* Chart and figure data
▼▼▼

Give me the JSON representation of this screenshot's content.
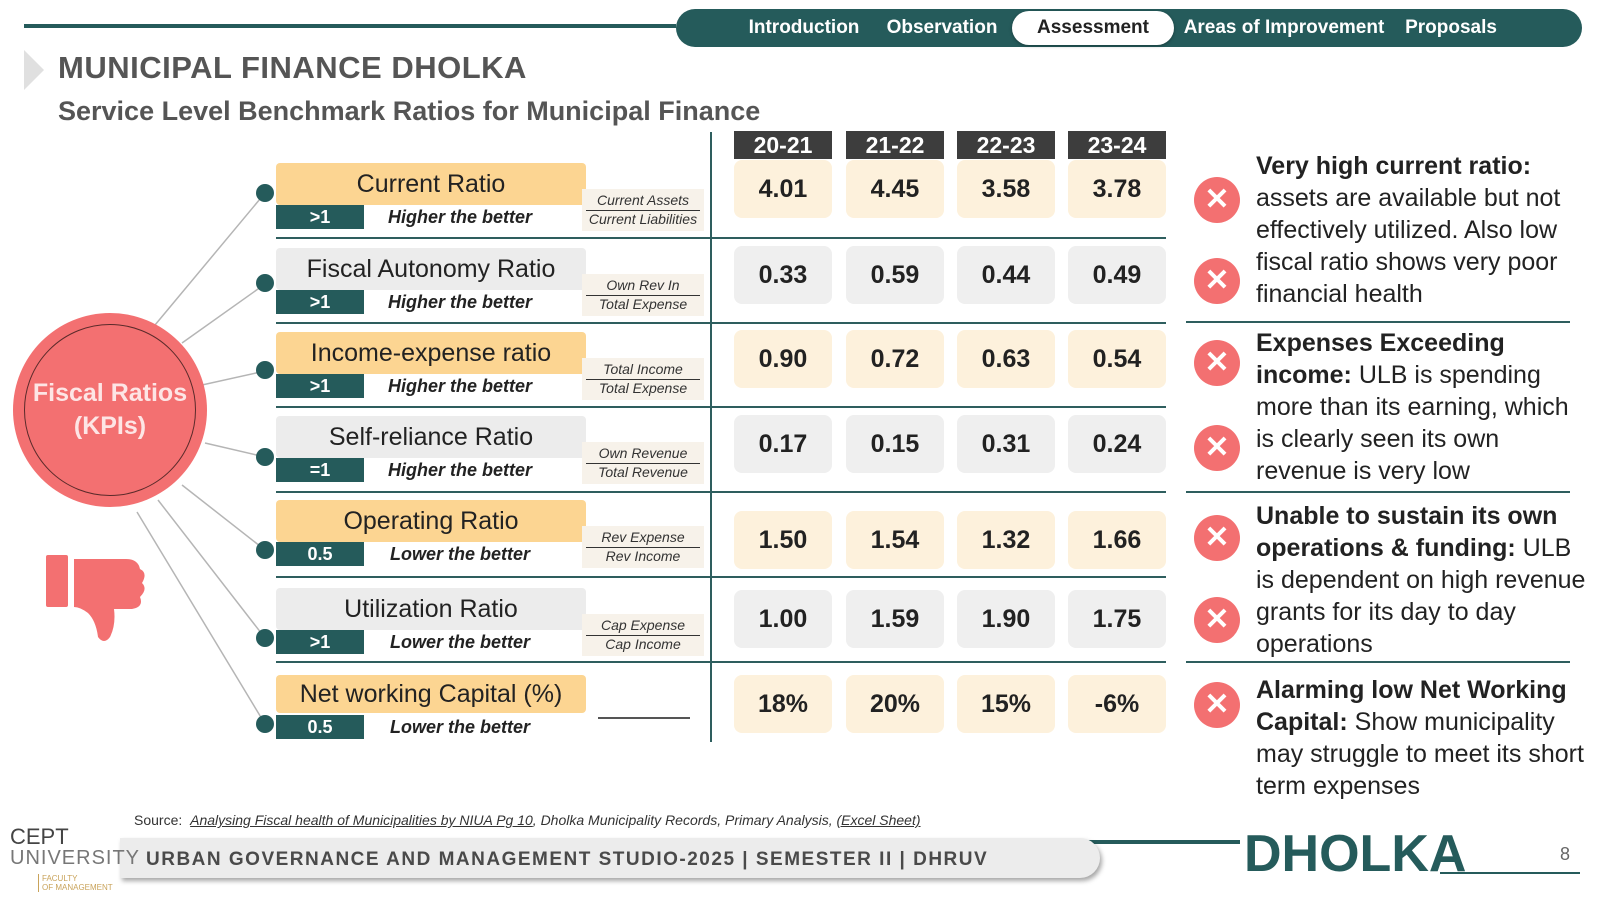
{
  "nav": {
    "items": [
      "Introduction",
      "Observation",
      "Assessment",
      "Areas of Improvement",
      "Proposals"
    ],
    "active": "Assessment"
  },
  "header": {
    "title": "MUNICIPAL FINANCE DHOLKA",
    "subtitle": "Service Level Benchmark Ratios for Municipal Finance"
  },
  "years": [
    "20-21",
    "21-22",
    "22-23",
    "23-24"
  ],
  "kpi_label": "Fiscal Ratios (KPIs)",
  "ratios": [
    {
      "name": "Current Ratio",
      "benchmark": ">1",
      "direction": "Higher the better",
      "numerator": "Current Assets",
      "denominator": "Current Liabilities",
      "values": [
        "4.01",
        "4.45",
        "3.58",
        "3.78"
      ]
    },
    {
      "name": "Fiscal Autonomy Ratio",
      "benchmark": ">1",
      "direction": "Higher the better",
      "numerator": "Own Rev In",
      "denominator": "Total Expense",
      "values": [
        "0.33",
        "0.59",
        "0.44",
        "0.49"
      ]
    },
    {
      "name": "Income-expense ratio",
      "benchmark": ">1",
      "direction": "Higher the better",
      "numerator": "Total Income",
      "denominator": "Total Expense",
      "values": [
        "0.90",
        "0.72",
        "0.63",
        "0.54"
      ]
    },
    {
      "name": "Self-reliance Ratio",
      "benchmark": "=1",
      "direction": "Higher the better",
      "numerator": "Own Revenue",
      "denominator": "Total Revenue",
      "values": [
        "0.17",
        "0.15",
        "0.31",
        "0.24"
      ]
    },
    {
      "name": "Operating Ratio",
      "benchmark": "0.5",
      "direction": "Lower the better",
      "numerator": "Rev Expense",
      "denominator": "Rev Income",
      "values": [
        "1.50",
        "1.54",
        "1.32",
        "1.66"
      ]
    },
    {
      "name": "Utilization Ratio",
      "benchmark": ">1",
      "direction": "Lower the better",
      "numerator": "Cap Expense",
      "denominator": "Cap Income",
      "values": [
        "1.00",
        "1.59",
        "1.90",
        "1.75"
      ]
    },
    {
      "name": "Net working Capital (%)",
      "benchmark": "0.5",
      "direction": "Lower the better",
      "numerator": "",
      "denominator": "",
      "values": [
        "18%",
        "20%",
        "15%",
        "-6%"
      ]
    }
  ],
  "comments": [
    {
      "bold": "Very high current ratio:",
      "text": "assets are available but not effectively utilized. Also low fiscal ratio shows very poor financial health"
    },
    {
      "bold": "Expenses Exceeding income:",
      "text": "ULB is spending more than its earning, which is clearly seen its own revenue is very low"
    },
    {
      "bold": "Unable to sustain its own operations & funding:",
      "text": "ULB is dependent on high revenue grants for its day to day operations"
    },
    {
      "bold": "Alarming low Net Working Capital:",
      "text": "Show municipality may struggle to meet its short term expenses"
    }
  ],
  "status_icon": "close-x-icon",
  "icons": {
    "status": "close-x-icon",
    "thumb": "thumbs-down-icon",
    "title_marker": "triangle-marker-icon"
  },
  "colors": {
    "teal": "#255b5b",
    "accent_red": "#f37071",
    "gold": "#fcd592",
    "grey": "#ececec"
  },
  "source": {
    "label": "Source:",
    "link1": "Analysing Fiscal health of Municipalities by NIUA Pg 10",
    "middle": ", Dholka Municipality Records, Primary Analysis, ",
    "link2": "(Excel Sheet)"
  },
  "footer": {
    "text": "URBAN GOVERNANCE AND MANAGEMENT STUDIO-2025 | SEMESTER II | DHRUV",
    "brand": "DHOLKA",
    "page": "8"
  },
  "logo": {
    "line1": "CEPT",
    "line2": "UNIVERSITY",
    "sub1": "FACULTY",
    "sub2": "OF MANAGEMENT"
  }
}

▲▲▲

* Work to be completed
Identify lines with the string "text". Copy each one.

* Result of the task
      "text": "assets are available but not effectively utilized. Also low fiscal ratio shows very poor financial health"
      "text": "ULB is spending more than its earning, which is clearly seen its own revenue is very low"
      "text": "ULB is dependent on high revenue grants for its day to day operations"
      "text": "Show municipality may struggle to meet its short term expenses"
    "text": "URBAN GOVERNANCE AND MANAGEMENT STUDIO-2025 | SEMESTER II | DHRUV",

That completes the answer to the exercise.